AIM OF THE EXERCISE: Your task is to repeat the entries underneath exactly, minus the pictures.

SUPPLIED MATERIAL:
-------

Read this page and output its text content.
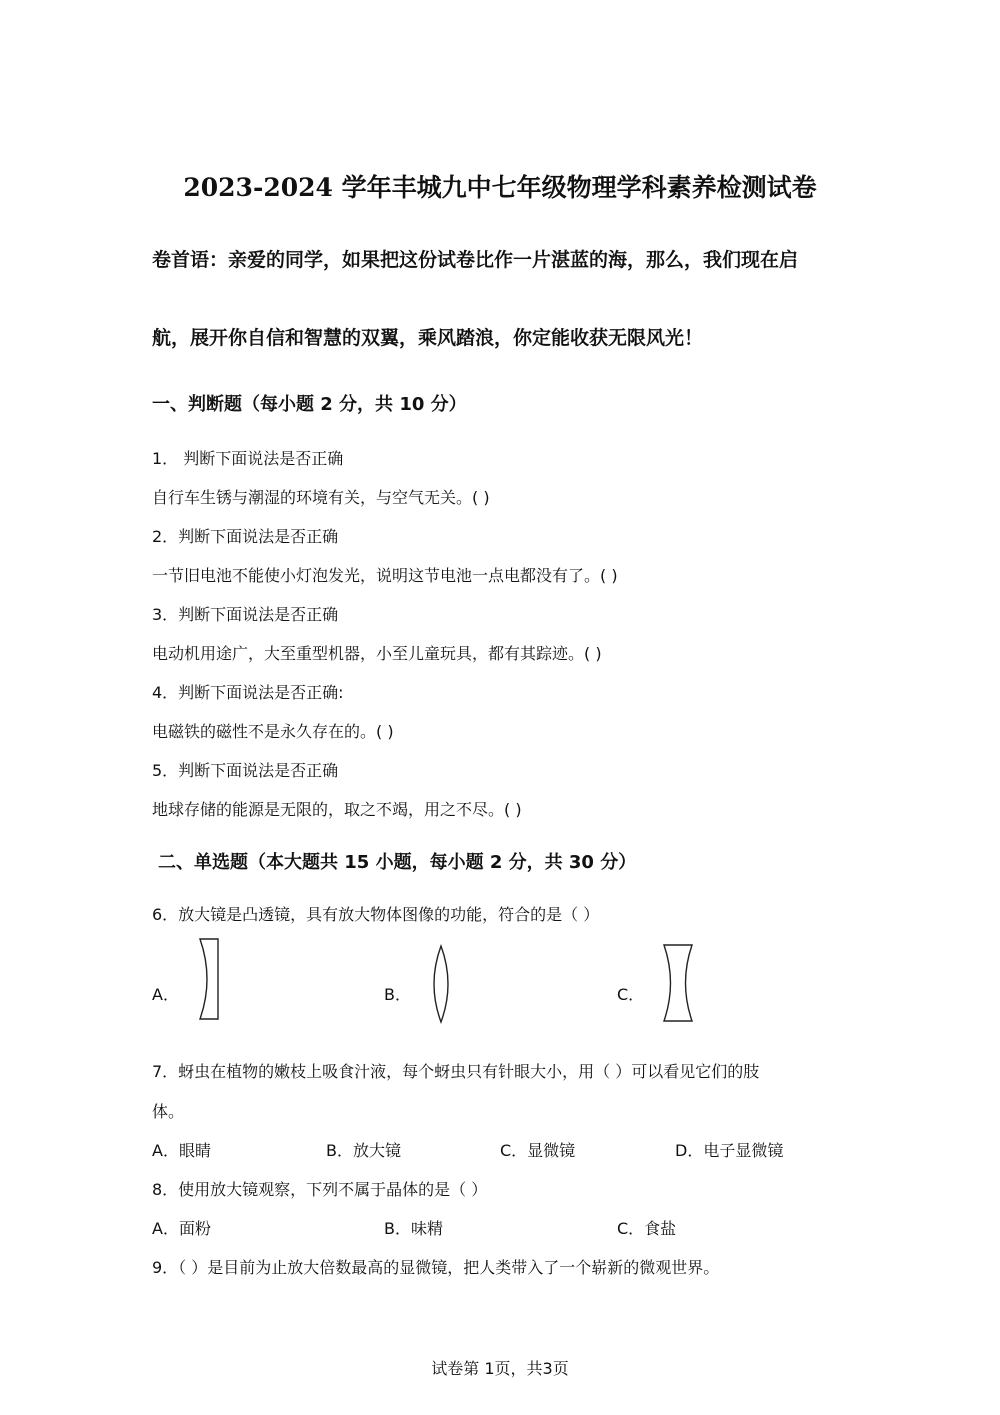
2023-2024 学年丰城九中七年级物理学科素养检测试卷
卷首语：亲爱的同学，如果把这份试卷比作一片湛蓝的海，那么，我们现在启
航，展开你自信和智慧的双翼，乘风踏浪，你定能收获无限风光！
一、判断题（每小题 2 分，共 10 分）
1． 判断下面说法是否正确
自行车生锈与潮湿的环境有关，与空气无关。( )
2．判断下面说法是否正确
一节旧电池不能使小灯泡发光，说明这节电池一点电都没有了。( )
3．判断下面说法是否正确
电动机用途广，大至重型机器，小至儿童玩具，都有其踪迹。( )
4．判断下面说法是否正确:
电磁铁的磁性不是永久存在的。( )
5．判断下面说法是否正确
地球存储的能源是无限的，取之不竭，用之不尽。( )
二、单选题（本大题共 15 小题，每小题 2 分，共 30 分）
6．放大镜是凸透镜，具有放大物体图像的功能，符合的是（ ）
A．	B．	C．
7．蚜虫在植物的嫩枝上吸食汁液，每个蚜虫只有针眼大小，用（ ）可以看见它们的肢
体。
A．眼睛	B．放大镜	C．显微镜	D．电子显微镜
8．使用放大镜观察，下列不属于晶体的是（ ）
A．面粉	B．味精	C．食盐
9．（ ）是目前为止放大倍数最高的显微镜，把人类带入了一个崭新的微观世界。
试卷第 1页，共3页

-------

IN RESPONSE:
Read this page and output its text content.
2023-2024 学年丰城九中七年级物理学科素养检测试卷
卷首语：亲爱的同学，如果把这份试卷比作一片湛蓝的海，那么，我们现在启
航，展开你自信和智慧的双翼，乘风踏浪，你定能收获无限风光！
一、判断题（每小题 2 分，共 10 分）
1． 判断下面说法是否正确
自行车生锈与潮湿的环境有关，与空气无关。( )
2．判断下面说法是否正确
一节旧电池不能使小灯泡发光，说明这节电池一点电都没有了。( )
3．判断下面说法是否正确
电动机用途广，大至重型机器，小至儿童玩具，都有其踪迹。( )
4．判断下面说法是否正确:
电磁铁的磁性不是永久存在的。( )
5．判断下面说法是否正确
地球存储的能源是无限的，取之不竭，用之不尽。( )
二、单选题（本大题共 15 小题，每小题 2 分，共 30 分）
6．放大镜是凸透镜，具有放大物体图像的功能，符合的是（ ）
A．	B．	C．
7．蚜虫在植物的嫩枝上吸食汁液，每个蚜虫只有针眼大小，用（ ）可以看见它们的肢
体。
A．眼睛	B．放大镜	C．显微镜	D．电子显微镜
8．使用放大镜观察，下列不属于晶体的是（ ）
A．面粉	B．味精	C．食盐
9．（ ）是目前为止放大倍数最高的显微镜，把人类带入了一个崭新的微观世界。
试卷第 1页，共3页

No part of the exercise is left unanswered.